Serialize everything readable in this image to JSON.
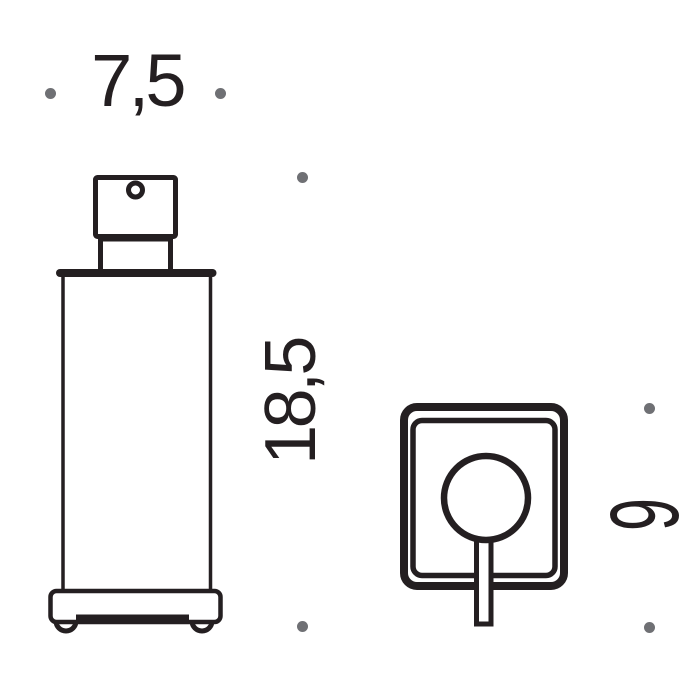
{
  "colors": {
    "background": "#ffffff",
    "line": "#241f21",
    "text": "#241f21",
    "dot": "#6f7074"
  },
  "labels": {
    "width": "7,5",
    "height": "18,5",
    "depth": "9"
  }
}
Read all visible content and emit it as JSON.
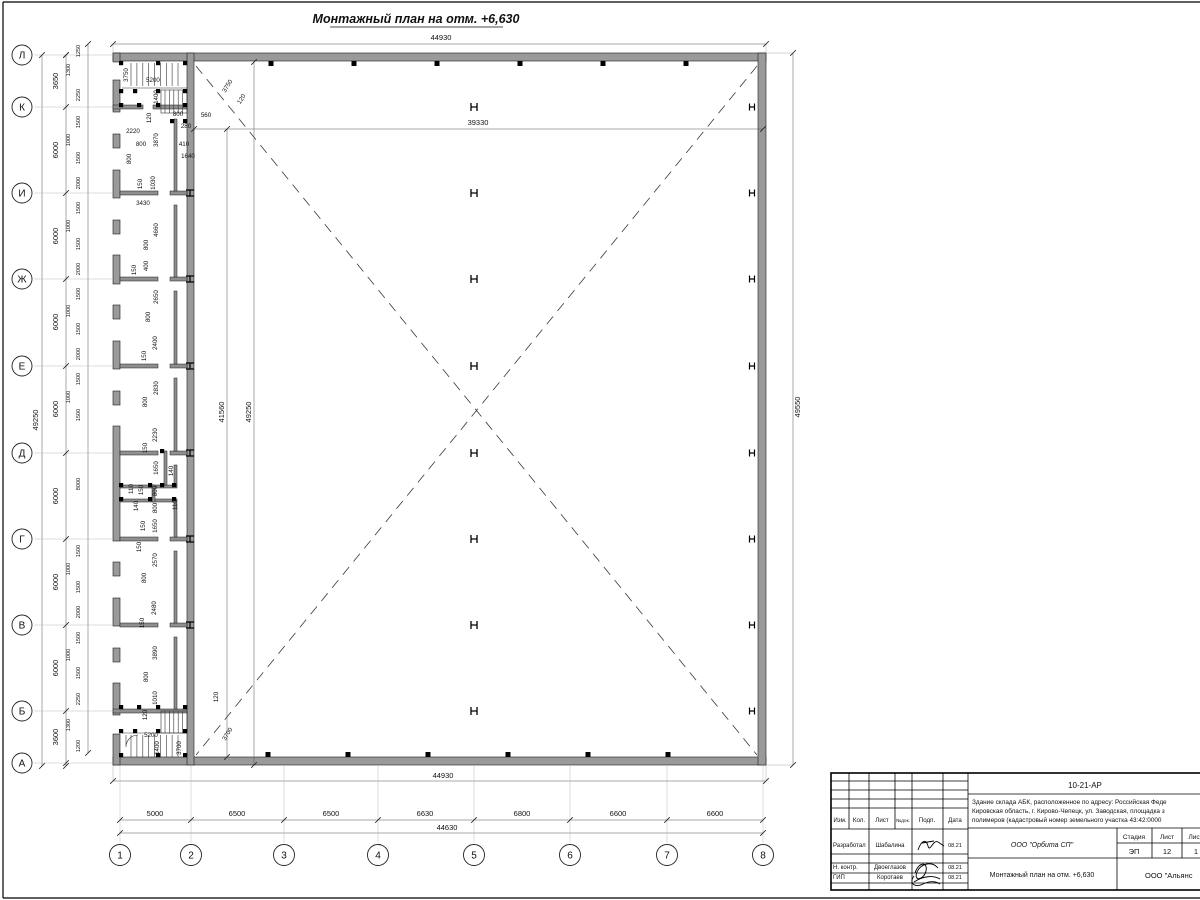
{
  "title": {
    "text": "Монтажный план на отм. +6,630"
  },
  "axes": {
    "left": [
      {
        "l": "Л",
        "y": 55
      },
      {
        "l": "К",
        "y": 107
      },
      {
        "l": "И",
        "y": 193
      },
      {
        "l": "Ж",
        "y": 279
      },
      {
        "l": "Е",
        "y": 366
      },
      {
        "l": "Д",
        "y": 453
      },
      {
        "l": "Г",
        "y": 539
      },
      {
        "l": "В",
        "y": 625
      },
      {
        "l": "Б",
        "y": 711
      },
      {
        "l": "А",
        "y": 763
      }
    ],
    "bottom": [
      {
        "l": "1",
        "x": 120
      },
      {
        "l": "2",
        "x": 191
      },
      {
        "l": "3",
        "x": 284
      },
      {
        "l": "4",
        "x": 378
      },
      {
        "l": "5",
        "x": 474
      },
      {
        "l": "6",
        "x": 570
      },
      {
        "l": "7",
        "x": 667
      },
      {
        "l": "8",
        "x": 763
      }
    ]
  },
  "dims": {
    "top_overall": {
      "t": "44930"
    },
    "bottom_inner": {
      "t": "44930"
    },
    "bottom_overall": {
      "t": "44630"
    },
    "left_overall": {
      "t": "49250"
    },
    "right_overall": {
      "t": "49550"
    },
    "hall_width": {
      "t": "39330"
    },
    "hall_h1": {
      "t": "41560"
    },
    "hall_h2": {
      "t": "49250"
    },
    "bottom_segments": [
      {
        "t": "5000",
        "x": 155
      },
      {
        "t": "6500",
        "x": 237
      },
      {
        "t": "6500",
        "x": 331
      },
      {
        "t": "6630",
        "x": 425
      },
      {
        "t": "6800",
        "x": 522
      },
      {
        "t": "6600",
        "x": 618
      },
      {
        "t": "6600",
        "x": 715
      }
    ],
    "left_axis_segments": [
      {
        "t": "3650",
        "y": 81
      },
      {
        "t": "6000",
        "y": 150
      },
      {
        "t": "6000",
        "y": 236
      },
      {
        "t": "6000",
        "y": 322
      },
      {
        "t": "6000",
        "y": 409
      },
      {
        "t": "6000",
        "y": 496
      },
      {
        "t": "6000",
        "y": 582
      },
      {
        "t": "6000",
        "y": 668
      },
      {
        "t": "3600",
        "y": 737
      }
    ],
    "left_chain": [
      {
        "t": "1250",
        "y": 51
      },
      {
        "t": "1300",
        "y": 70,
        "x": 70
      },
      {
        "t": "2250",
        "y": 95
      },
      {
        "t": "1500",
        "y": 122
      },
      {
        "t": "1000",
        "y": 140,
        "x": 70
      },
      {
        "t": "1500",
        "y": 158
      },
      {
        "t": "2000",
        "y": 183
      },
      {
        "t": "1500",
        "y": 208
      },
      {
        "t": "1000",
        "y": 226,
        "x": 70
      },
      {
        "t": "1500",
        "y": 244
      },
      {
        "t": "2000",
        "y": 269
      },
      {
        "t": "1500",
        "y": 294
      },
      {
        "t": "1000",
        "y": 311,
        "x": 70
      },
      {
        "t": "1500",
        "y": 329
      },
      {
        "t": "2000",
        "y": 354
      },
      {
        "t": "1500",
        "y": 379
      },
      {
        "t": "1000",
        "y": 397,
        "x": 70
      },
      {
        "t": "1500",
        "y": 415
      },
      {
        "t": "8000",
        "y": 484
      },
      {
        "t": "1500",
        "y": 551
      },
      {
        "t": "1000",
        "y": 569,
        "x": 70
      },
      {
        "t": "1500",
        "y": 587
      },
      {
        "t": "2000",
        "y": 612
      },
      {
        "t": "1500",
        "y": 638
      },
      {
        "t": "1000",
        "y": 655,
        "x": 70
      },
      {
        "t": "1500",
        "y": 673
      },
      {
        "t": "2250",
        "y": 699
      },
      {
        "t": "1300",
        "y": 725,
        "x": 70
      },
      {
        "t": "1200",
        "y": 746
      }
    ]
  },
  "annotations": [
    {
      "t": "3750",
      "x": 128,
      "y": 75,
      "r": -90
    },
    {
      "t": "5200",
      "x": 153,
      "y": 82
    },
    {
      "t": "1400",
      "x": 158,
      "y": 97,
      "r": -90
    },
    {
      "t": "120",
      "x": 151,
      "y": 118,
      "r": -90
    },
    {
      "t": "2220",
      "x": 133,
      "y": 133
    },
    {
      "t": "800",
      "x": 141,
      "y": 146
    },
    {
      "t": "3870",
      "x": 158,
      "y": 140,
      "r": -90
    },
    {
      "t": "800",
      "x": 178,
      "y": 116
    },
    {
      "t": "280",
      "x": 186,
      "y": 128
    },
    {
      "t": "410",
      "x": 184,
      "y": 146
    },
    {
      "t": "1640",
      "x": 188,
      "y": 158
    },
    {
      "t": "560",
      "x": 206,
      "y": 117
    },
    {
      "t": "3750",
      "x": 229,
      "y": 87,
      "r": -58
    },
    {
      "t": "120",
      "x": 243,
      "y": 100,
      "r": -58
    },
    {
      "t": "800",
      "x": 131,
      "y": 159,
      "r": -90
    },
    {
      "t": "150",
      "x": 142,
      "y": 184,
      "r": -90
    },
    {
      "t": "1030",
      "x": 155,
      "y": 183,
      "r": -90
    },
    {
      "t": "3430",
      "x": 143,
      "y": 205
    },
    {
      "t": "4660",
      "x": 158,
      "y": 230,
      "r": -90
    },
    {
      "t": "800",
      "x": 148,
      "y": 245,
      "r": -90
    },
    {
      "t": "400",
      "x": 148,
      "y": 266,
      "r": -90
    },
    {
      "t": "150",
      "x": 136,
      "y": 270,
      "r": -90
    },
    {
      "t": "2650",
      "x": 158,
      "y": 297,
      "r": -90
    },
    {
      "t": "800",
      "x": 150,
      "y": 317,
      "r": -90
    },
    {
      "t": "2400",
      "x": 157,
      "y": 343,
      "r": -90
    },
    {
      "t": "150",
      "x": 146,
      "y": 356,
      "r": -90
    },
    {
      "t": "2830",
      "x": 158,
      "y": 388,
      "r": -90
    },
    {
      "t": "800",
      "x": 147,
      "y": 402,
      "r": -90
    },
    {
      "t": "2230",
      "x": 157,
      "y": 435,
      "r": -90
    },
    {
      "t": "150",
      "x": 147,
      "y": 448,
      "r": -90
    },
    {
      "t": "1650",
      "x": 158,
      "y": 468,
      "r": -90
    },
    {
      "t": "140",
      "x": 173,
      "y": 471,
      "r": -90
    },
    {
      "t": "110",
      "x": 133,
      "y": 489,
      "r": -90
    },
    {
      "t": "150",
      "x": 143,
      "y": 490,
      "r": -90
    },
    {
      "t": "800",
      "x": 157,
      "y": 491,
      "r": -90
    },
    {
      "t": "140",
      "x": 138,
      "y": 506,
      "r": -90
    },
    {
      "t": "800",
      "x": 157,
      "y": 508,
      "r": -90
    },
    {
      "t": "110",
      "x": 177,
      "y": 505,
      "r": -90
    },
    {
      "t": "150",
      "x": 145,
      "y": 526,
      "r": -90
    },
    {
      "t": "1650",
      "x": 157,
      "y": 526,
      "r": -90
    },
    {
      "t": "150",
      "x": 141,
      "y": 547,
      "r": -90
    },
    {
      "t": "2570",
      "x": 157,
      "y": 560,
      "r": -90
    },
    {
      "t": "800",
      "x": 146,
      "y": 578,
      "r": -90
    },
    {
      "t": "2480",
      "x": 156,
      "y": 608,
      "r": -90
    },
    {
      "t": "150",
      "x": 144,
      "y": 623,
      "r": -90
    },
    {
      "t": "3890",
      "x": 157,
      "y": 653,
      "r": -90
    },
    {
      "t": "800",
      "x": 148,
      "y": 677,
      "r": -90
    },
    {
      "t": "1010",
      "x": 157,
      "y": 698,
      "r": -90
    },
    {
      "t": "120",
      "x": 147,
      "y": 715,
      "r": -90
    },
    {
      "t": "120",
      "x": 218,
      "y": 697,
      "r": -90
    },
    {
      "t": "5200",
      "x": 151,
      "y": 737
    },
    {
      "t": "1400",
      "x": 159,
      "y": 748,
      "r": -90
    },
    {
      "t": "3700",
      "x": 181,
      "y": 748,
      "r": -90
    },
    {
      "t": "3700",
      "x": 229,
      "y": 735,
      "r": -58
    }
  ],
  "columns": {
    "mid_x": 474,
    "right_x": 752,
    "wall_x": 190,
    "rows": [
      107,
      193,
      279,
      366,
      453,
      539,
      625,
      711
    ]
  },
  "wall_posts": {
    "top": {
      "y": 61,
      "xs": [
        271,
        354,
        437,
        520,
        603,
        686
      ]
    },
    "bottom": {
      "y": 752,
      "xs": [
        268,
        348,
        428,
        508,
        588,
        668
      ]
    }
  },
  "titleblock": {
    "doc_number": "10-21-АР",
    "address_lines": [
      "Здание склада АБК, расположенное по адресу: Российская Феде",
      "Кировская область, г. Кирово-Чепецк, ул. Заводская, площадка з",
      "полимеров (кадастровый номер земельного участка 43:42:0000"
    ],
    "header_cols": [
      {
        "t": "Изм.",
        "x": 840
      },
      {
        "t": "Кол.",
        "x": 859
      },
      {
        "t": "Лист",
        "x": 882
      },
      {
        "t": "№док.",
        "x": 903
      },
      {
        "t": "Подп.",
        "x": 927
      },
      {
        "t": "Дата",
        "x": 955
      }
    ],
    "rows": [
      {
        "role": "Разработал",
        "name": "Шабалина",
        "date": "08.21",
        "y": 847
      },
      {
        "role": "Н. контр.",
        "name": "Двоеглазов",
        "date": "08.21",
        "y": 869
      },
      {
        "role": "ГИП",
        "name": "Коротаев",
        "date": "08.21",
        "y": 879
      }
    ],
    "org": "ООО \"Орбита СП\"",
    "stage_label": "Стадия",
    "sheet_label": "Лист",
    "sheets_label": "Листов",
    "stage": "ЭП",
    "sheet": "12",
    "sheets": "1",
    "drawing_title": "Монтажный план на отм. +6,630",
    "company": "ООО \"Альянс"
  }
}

============================================================

WHAT IS NEEDED >>
In the entries above, some lines may contain the string "JSON"; report how many, without additional comment.

TASK RESPONSE >>
2